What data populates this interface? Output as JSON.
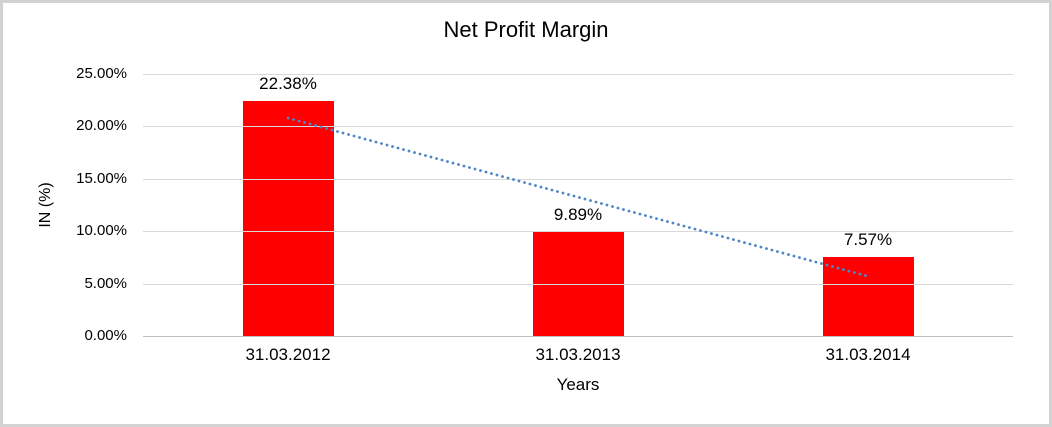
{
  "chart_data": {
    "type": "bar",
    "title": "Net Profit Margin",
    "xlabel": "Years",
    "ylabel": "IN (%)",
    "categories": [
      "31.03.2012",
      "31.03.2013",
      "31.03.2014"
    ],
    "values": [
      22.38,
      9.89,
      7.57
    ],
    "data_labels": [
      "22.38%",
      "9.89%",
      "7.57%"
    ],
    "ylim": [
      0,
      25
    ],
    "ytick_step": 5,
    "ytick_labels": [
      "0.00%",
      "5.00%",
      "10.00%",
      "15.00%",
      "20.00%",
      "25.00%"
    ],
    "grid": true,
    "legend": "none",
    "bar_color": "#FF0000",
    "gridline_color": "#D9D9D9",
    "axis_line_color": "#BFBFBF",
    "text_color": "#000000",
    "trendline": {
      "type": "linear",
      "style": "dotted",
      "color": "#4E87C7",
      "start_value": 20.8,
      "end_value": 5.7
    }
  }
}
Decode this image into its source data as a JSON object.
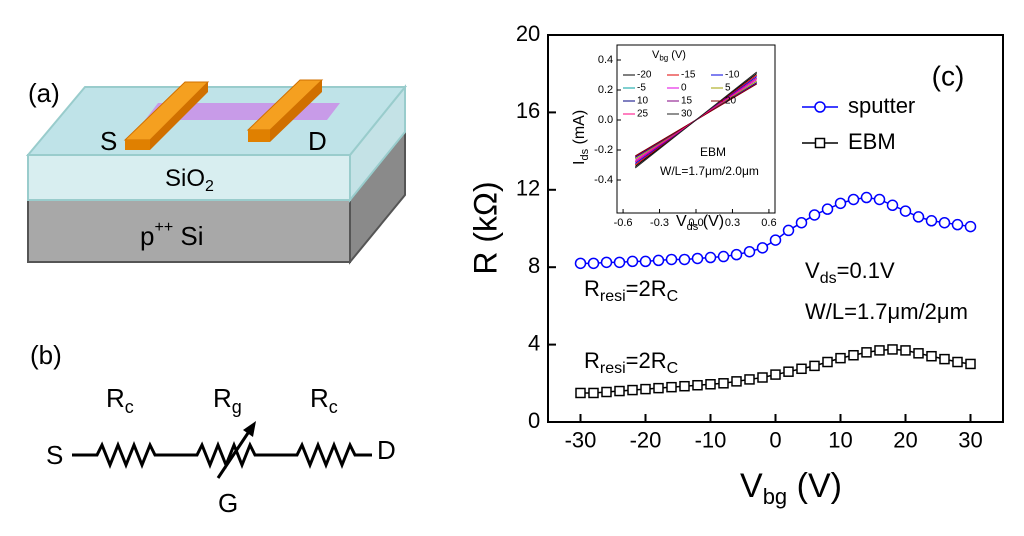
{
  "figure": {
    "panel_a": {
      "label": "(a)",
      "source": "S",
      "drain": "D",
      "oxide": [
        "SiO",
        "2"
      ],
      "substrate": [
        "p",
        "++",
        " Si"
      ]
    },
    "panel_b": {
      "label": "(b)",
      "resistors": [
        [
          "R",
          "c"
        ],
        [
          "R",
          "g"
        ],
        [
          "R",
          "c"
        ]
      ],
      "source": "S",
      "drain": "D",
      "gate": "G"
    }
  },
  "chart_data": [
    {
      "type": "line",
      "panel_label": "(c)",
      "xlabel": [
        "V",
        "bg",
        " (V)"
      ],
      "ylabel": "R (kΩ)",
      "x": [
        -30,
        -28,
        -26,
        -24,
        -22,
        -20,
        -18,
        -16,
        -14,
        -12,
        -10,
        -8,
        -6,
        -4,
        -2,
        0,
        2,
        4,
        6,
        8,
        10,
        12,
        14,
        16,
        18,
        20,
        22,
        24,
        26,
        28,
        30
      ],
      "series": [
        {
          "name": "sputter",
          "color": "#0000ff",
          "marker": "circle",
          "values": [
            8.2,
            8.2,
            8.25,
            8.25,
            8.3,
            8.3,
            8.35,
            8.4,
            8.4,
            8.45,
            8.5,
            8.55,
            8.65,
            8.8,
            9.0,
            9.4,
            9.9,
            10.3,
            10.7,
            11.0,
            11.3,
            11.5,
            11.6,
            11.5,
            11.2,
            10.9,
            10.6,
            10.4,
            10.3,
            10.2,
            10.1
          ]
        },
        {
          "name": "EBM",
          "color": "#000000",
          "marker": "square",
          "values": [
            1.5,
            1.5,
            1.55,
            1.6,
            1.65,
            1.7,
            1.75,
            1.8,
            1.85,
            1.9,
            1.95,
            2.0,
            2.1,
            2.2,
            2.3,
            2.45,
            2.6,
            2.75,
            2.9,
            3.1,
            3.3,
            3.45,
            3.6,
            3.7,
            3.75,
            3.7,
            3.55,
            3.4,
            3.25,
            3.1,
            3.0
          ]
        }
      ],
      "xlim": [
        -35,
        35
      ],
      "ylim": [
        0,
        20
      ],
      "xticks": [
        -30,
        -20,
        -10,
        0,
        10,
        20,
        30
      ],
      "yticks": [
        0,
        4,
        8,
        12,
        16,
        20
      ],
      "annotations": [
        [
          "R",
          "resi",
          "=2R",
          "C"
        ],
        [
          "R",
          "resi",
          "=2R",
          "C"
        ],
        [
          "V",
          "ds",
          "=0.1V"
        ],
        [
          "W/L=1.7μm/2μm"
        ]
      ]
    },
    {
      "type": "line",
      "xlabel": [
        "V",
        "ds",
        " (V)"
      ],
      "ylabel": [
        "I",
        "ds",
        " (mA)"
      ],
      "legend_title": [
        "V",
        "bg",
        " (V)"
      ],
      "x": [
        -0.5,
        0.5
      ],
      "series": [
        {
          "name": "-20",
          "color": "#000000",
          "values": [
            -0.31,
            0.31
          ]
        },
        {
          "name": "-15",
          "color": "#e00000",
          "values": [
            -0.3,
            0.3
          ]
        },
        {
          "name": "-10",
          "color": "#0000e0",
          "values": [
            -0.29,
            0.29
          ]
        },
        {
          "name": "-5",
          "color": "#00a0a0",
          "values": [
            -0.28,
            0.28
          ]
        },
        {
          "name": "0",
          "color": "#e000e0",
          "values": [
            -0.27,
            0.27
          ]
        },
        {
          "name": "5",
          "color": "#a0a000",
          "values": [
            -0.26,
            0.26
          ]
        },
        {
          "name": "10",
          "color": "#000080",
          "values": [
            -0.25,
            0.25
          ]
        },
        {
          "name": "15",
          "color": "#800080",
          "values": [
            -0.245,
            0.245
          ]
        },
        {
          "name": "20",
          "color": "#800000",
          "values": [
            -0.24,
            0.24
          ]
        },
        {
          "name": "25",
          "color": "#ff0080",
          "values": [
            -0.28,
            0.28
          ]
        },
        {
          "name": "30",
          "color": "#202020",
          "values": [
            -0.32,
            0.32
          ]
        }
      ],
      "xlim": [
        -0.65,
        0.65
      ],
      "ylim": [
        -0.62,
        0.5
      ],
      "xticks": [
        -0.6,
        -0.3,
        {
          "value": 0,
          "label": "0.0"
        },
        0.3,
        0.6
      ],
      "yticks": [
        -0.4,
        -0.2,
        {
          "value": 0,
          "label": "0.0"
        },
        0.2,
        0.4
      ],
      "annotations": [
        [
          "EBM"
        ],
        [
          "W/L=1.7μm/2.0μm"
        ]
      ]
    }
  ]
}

+++

• _EXERCISE DESCRIPTION_
Leave the pictures out and write out every entry exactly as given.

• _WRITTEN RESPONSE_
What data populates this interface? Output as JSON.
{
  "chart_data": {
    "type": "bar",
    "title": "Net Profit Margin",
    "xlabel": "Years",
    "ylabel": "IN (%)",
    "categories": [
      "31.03.2012",
      "31.03.2013",
      "31.03.2014"
    ],
    "values": [
      22.38,
      9.89,
      7.57
    ],
    "data_labels": [
      "22.38%",
      "9.89%",
      "7.57%"
    ],
    "ylim": [
      0,
      25
    ],
    "ytick_step": 5,
    "ytick_labels": [
      "0.00%",
      "5.00%",
      "10.00%",
      "15.00%",
      "20.00%",
      "25.00%"
    ],
    "grid": true,
    "legend": "none",
    "bar_color": "#FF0000",
    "gridline_color": "#D9D9D9",
    "axis_line_color": "#BFBFBF",
    "text_color": "#000000",
    "trendline": {
      "type": "linear",
      "style": "dotted",
      "color": "#4E87C7",
      "start_value": 20.8,
      "end_value": 5.7
    }
  }
}
Decode this image into its source data as a JSON object.
{
  "figure": {
    "panel_a": {
      "label": "(a)",
      "source": "S",
      "drain": "D",
      "oxide": [
        "SiO",
        "2"
      ],
      "substrate": [
        "p",
        "++",
        " Si"
      ]
    },
    "panel_b": {
      "label": "(b)",
      "resistors": [
        [
          "R",
          "c"
        ],
        [
          "R",
          "g"
        ],
        [
          "R",
          "c"
        ]
      ],
      "source": "S",
      "drain": "D",
      "gate": "G"
    }
  },
  "chart_data": [
    {
      "type": "line",
      "panel_label": "(c)",
      "xlabel": [
        "V",
        "bg",
        " (V)"
      ],
      "ylabel": "R (kΩ)",
      "x": [
        -30,
        -28,
        -26,
        -24,
        -22,
        -20,
        -18,
        -16,
        -14,
        -12,
        -10,
        -8,
        -6,
        -4,
        -2,
        0,
        2,
        4,
        6,
        8,
        10,
        12,
        14,
        16,
        18,
        20,
        22,
        24,
        26,
        28,
        30
      ],
      "series": [
        {
          "name": "sputter",
          "color": "#0000ff",
          "marker": "circle",
          "values": [
            8.2,
            8.2,
            8.25,
            8.25,
            8.3,
            8.3,
            8.35,
            8.4,
            8.4,
            8.45,
            8.5,
            8.55,
            8.65,
            8.8,
            9.0,
            9.4,
            9.9,
            10.3,
            10.7,
            11.0,
            11.3,
            11.5,
            11.6,
            11.5,
            11.2,
            10.9,
            10.6,
            10.4,
            10.3,
            10.2,
            10.1
          ]
        },
        {
          "name": "EBM",
          "color": "#000000",
          "marker": "square",
          "values": [
            1.5,
            1.5,
            1.55,
            1.6,
            1.65,
            1.7,
            1.75,
            1.8,
            1.85,
            1.9,
            1.95,
            2.0,
            2.1,
            2.2,
            2.3,
            2.45,
            2.6,
            2.75,
            2.9,
            3.1,
            3.3,
            3.45,
            3.6,
            3.7,
            3.75,
            3.7,
            3.55,
            3.4,
            3.25,
            3.1,
            3.0
          ]
        }
      ],
      "xlim": [
        -35,
        35
      ],
      "ylim": [
        0,
        20
      ],
      "xticks": [
        -30,
        -20,
        -10,
        0,
        10,
        20,
        30
      ],
      "yticks": [
        0,
        4,
        8,
        12,
        16,
        20
      ],
      "annotations": [
        [
          "R",
          "resi",
          "=2R",
          "C"
        ],
        [
          "R",
          "resi",
          "=2R",
          "C"
        ],
        [
          "V",
          "ds",
          "=0.1V"
        ],
        [
          "W/L=1.7μm/2μm"
        ]
      ]
    },
    {
      "type": "line",
      "xlabel": [
        "V",
        "ds",
        " (V)"
      ],
      "ylabel": [
        "I",
        "ds",
        " (mA)"
      ],
      "legend_title": [
        "V",
        "bg",
        " (V)"
      ],
      "x": [
        -0.5,
        0.5
      ],
      "series": [
        {
          "name": "-20",
          "color": "#000000",
          "values": [
            -0.31,
            0.31
          ]
        },
        {
          "name": "-15",
          "color": "#e00000",
          "values": [
            -0.3,
            0.3
          ]
        },
        {
          "name": "-10",
          "color": "#0000e0",
          "values": [
            -0.29,
            0.29
          ]
        },
        {
          "name": "-5",
          "color": "#00a0a0",
          "values": [
            -0.28,
            0.28
          ]
        },
        {
          "name": "0",
          "color": "#e000e0",
          "values": [
            -0.27,
            0.27
          ]
        },
        {
          "name": "5",
          "color": "#a0a000",
          "values": [
            -0.26,
            0.26
          ]
        },
        {
          "name": "10",
          "color": "#000080",
          "values": [
            -0.25,
            0.25
          ]
        },
        {
          "name": "15",
          "color": "#800080",
          "values": [
            -0.245,
            0.245
          ]
        },
        {
          "name": "20",
          "color": "#800000",
          "values": [
            -0.24,
            0.24
          ]
        },
        {
          "name": "25",
          "color": "#ff0080",
          "values": [
            -0.28,
            0.28
          ]
        },
        {
          "name": "30",
          "color": "#202020",
          "values": [
            -0.32,
            0.32
          ]
        }
      ],
      "xlim": [
        -0.65,
        0.65
      ],
      "ylim": [
        -0.62,
        0.5
      ],
      "xticks": [
        -0.6,
        -0.3,
        {
          "value": 0,
          "label": "0.0"
        },
        0.3,
        0.6
      ],
      "yticks": [
        -0.4,
        -0.2,
        {
          "value": 0,
          "label": "0.0"
        },
        0.2,
        0.4
      ],
      "annotations": [
        [
          "EBM"
        ],
        [
          "W/L=1.7μm/2.0μm"
        ]
      ]
    }
  ]
}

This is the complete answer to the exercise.